CONSIGNE ÉCRITE 1: Recopiez à l'identique les lignes de la liste, depuis le début de la liste jusqu'à la ligne qui contient « 729, 228, 744] », celle-ci comprise.

EXTRAIT:
=-=-=

Que comprend Rachele de ces deux événements ? Avraham B. Yeshohua ne dit rien de manière claire et explicite. Il n’est guère démonstratif. Il nous laisse (essayer de) comprendre ce qui se passe, comment Rachele absorbe tout cela en nous racontant, simplement, ses vacances. En apparence, ce sont des vacances normales, banales avec avec un repas avec ses grand-parents maternels, des cadeaux, un séjour à la montagne et du ski, une fête avec sa grand-mère pour la fin de l’année… Pourtant rien n’est vraiment comme d’habitude. Procédant par petites touches, glissant des moments étranges, des imprévus qui se transforment en épreuves, Avraham B. Yeshohua nous fait sentir le bouleversement que Rachele vit. Au fil du roman et au fil de vacances où tout va de travers, Rachele prend conscience de la complexité et de la difficulté de la vie. Pour une pré-ado, même vivant dans l’opulence, ce n’est pas rien !

=-=-=

MATÉRIEL FOURNI:
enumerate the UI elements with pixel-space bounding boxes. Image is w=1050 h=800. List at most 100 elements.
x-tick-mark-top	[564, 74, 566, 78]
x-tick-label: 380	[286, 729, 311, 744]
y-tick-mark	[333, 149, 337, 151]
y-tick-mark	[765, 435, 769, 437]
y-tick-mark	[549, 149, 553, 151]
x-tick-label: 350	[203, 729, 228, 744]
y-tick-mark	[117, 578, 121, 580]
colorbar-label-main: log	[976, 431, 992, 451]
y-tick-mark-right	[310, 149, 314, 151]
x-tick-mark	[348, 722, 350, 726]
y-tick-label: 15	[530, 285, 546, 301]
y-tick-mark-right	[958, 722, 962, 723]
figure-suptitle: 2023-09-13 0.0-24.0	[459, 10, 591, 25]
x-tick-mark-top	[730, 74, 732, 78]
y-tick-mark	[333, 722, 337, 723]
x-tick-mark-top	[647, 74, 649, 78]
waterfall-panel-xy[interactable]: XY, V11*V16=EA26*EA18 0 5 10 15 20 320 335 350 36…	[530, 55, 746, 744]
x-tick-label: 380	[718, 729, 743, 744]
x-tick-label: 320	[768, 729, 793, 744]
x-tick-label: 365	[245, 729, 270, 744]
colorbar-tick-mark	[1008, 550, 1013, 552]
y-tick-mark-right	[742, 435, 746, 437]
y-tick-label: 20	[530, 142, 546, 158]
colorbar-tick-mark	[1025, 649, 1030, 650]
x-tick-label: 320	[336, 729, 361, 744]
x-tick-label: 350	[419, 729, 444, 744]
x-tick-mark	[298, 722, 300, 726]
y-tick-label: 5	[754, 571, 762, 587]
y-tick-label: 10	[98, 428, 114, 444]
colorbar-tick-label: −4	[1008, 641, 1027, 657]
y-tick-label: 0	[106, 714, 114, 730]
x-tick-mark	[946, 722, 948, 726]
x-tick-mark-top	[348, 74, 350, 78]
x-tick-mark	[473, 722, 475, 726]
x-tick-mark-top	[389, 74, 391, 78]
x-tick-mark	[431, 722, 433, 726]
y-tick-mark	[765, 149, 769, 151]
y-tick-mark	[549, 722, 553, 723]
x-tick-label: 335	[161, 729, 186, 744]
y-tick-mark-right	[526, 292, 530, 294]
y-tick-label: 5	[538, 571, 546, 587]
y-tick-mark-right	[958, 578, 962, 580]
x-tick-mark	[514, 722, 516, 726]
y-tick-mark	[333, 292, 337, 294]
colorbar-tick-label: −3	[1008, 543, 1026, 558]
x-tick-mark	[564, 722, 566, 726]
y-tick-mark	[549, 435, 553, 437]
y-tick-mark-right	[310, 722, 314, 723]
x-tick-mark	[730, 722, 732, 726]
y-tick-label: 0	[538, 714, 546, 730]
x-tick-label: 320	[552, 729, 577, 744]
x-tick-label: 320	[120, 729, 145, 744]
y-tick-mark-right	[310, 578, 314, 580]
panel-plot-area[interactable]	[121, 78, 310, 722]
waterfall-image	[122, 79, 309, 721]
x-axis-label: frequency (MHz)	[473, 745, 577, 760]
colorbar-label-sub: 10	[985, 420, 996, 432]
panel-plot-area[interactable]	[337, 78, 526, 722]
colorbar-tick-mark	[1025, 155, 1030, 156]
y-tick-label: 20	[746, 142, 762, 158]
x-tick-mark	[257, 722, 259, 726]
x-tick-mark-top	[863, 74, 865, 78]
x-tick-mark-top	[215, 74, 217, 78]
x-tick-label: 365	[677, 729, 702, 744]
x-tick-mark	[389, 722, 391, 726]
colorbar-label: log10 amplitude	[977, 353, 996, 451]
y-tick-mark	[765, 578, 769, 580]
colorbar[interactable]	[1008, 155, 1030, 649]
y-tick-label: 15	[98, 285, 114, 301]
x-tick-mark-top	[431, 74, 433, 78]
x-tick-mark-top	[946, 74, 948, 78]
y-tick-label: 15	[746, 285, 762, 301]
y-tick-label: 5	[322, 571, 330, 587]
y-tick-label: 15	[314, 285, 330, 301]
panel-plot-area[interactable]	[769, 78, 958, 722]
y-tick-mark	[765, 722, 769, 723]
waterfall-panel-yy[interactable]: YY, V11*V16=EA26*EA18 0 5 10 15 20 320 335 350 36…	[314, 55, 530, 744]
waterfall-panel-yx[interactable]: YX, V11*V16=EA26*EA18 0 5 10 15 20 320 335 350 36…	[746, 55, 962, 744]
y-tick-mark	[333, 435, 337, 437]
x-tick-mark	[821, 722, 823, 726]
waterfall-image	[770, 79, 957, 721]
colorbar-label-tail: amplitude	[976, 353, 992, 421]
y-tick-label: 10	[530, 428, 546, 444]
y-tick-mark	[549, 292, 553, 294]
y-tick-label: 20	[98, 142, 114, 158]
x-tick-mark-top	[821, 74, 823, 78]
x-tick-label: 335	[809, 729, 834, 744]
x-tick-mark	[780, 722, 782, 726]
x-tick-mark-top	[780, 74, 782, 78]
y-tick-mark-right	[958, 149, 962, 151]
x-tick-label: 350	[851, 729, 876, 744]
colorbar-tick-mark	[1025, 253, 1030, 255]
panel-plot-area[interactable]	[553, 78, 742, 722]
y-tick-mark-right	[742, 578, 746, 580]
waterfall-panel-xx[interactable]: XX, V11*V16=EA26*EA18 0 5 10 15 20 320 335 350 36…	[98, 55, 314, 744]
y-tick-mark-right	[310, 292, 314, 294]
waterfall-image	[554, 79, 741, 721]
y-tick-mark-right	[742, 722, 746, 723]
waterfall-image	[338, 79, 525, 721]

=-=-=

CONSIGNE ÉCRITE 2:
Répondez s'il vous plaît à ces questions sur l'extrait :
(a) Avec qui Rachele partage-t-elle un repas pendant ses vacances ?
(b) Quelle activité pratique-t-elle lors de son séjour à la montagne ?
(c) De quoi prend-elle conscience au fil du roman ?

RÉSULTAT DE L'EXERCICE 1:
enumerate the UI elements with pixel-space bounding boxes. Image is w=1050 h=800. List at most 100 elements.
x-tick-mark-top	[564, 74, 566, 78]
x-tick-label: 380	[286, 729, 311, 744]
y-tick-mark	[333, 149, 337, 151]
y-tick-mark	[765, 435, 769, 437]
y-tick-mark	[549, 149, 553, 151]
x-tick-label: 350	[203, 729, 228, 744]

RÉSULTAT DE L'EXERCICE 2:
(a) Avec ses grands-parents maternels.
(b) Le ski.
(c) De la complexité et de la difficulté de la vie.